SET PROBLEM: From the listing below, pull out every line where the string "Cockpit" appears.

##############################

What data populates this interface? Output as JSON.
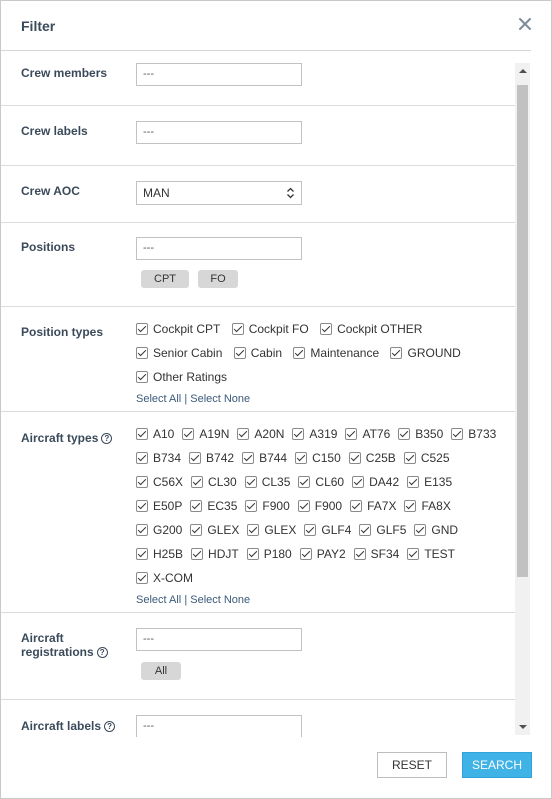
{
  "dialog": {
    "title": "Filter",
    "close_icon": "close-icon"
  },
  "crew_members": {
    "label": "Crew members",
    "value": "---"
  },
  "crew_labels": {
    "label": "Crew labels",
    "value": "---"
  },
  "crew_aoc": {
    "label": "Crew AOC",
    "value": "MAN"
  },
  "positions": {
    "label": "Positions",
    "value": "---",
    "chips": [
      "CPT",
      "FO"
    ]
  },
  "position_types": {
    "label": "Position types",
    "items": [
      "Cockpit CPT",
      "Cockpit FO",
      "Cockpit OTHER",
      "Senior Cabin",
      "Cabin",
      "Maintenance",
      "GROUND",
      "Other Ratings"
    ],
    "select_all": "Select All",
    "separator": "|",
    "select_none": "Select None"
  },
  "aircraft_types": {
    "label": "Aircraft types",
    "help_icon": "help-icon",
    "items": [
      "A10",
      "A19N",
      "A20N",
      "A319",
      "AT76",
      "B350",
      "B733",
      "B734",
      "B742",
      "B744",
      "C150",
      "C25B",
      "C525",
      "C56X",
      "CL30",
      "CL35",
      "CL60",
      "DA42",
      "E135",
      "E50P",
      "EC35",
      "F900",
      "F900",
      "FA7X",
      "FA8X",
      "G200",
      "GLEX",
      "GLEX",
      "GLF4",
      "GLF5",
      "GND",
      "H25B",
      "HDJT",
      "P180",
      "PAY2",
      "SF34",
      "TEST",
      "X-COM"
    ],
    "select_all": "Select All",
    "separator": "|",
    "select_none": "Select None"
  },
  "aircraft_registrations": {
    "label_line1": "Aircraft",
    "label_line2": "registrations",
    "value": "---",
    "chip": "All"
  },
  "aircraft_labels": {
    "label": "Aircraft labels",
    "value": "---"
  },
  "footer": {
    "reset_label": "RESET",
    "search_label": "SEARCH"
  },
  "colors": {
    "accent": "#3fb3e6",
    "title": "#3b4a5a",
    "chip_bg": "#d7d7d7"
  }
}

##############################

SOLUTION BELOW:
      "Cockpit CPT",
      "Cockpit FO",
      "Cockpit OTHER",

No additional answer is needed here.